# [Brief]
Please copy every line of the records below that holds the word "Directory".

+-------+

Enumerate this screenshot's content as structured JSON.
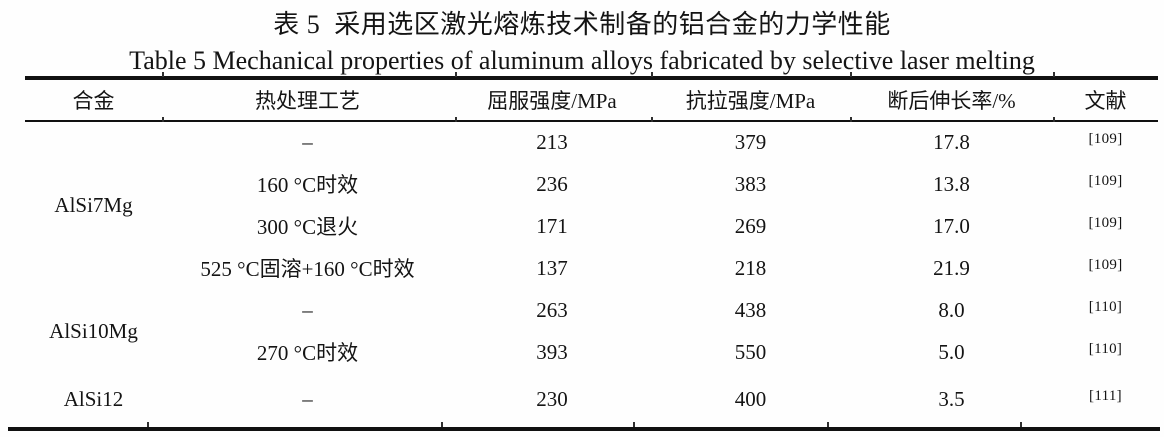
{
  "colors": {
    "text": "#141414",
    "rule": "#111111",
    "background": "#fefefe"
  },
  "titles": {
    "zh": "表 5  采用选区激光熔炼技术制备的铝合金的力学性能",
    "en": "Table 5 Mechanical properties of aluminum alloys fabricated by selective laser melting"
  },
  "table": {
    "headers": [
      "合金",
      "热处理工艺",
      "屈服强度/MPa",
      "抗拉强度/MPa",
      "断后伸长率/%",
      "文献"
    ],
    "rows": [
      {
        "alloy": "AlSi7Mg",
        "treatment": "–",
        "yield": "213",
        "tensile": "379",
        "elongation": "17.8",
        "ref": "[109]"
      },
      {
        "treatment": "160 °C时效",
        "yield": "236",
        "tensile": "383",
        "elongation": "13.8",
        "ref": "[109]"
      },
      {
        "treatment": "300 °C退火",
        "yield": "171",
        "tensile": "269",
        "elongation": "17.0",
        "ref": "[109]"
      },
      {
        "treatment": "525 °C固溶+160 °C时效",
        "yield": "137",
        "tensile": "218",
        "elongation": "21.9",
        "ref": "[109]"
      },
      {
        "alloy": "AlSi10Mg",
        "treatment": "–",
        "yield": "263",
        "tensile": "438",
        "elongation": "8.0",
        "ref": "[110]"
      },
      {
        "treatment": "270 °C时效",
        "yield": "393",
        "tensile": "550",
        "elongation": "5.0",
        "ref": "[110]"
      },
      {
        "alloy": "AlSi12",
        "treatment": "–",
        "yield": "230",
        "tensile": "400",
        "elongation": "3.5",
        "ref": "[111]"
      }
    ]
  }
}
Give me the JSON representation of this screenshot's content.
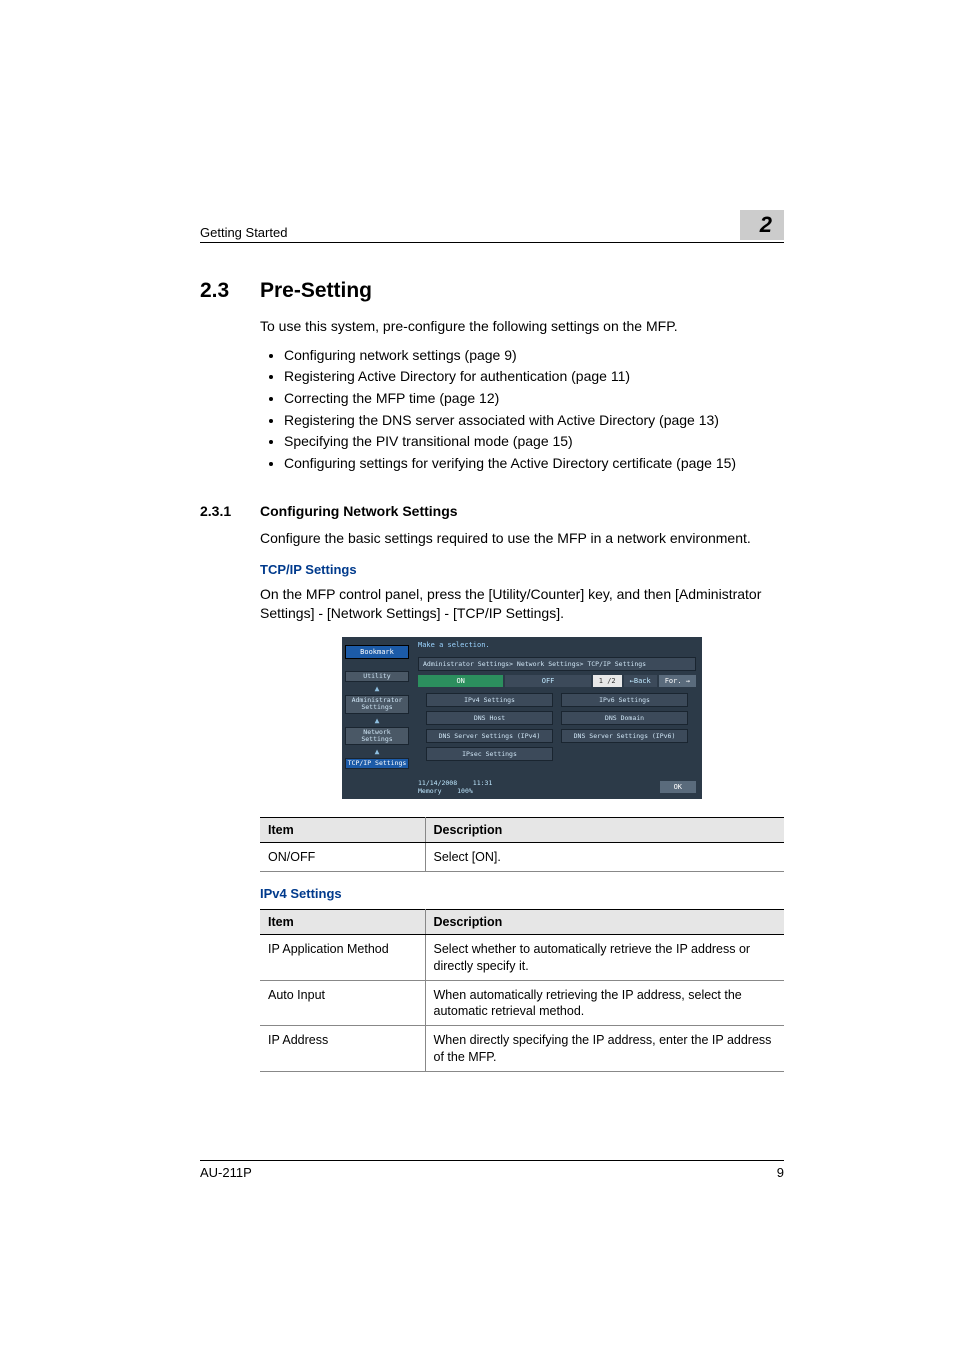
{
  "header": {
    "section": "Getting Started",
    "chapter": "2"
  },
  "section": {
    "number": "2.3",
    "title": "Pre-Setting"
  },
  "intro": "To use this system, pre-configure the following settings on the MFP.",
  "bullets": [
    "Configuring network settings (page 9)",
    "Registering Active Directory for authentication (page 11)",
    "Correcting the MFP time (page 12)",
    "Registering the DNS server associated with Active Directory (page 13)",
    "Specifying the PIV transitional mode (page 15)",
    "Configuring settings for verifying the Active Directory certificate (page 15)"
  ],
  "subsection": {
    "number": "2.3.1",
    "title": "Configuring Network Settings"
  },
  "subpara": "Configure the basic settings required to use the MFP in a network environment.",
  "tcpip_heading": "TCP/IP Settings",
  "tcpip_para": "On the MFP control panel, press the [Utility/Counter] key, and then [Administrator Settings] - [Network Settings] - [TCP/IP Settings].",
  "panel": {
    "make": "Make a selection.",
    "bookmark": "Bookmark",
    "nav": [
      "Utility",
      "Administrator Settings",
      "Network Settings",
      "TCP/IP Settings"
    ],
    "crumb": "Administrator Settings> Network Settings> TCP/IP Settings",
    "on": "ON",
    "off": "OFF",
    "page": "1 /2",
    "back": "←Back",
    "forw": "For. →",
    "rows": [
      [
        "IPv4 Settings",
        "IPv6 Settings"
      ],
      [
        "DNS Host",
        "DNS Domain"
      ],
      [
        "DNS Server Settings (IPv4)",
        "DNS Server Settings (IPv6)"
      ],
      [
        "IPsec Settings",
        ""
      ]
    ],
    "date": "11/14/2008",
    "time": "11:31",
    "mem": "Memory",
    "memv": "100%",
    "ok": "OK"
  },
  "table1": {
    "headers": [
      "Item",
      "Description"
    ],
    "rows": [
      [
        "ON/OFF",
        "Select [ON]."
      ]
    ]
  },
  "ipv4_heading": "IPv4 Settings",
  "table2": {
    "headers": [
      "Item",
      "Description"
    ],
    "rows": [
      [
        "IP Application Method",
        "Select whether to automatically retrieve the IP address or directly specify it."
      ],
      [
        "Auto Input",
        "When automatically retrieving the IP address, select the automatic retrieval method."
      ],
      [
        "IP Address",
        "When directly specifying the IP address, enter the IP address of the MFP."
      ]
    ]
  },
  "footer": {
    "model": "AU-211P",
    "page": "9"
  }
}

+-------+

# [Answer for the task]
    "Registering Active Directory for authentication (page 11)",
    "Registering the DNS server associated with Active Directory (page 13)",
    "Configuring settings for verifying the Active Directory certificate (page 15)"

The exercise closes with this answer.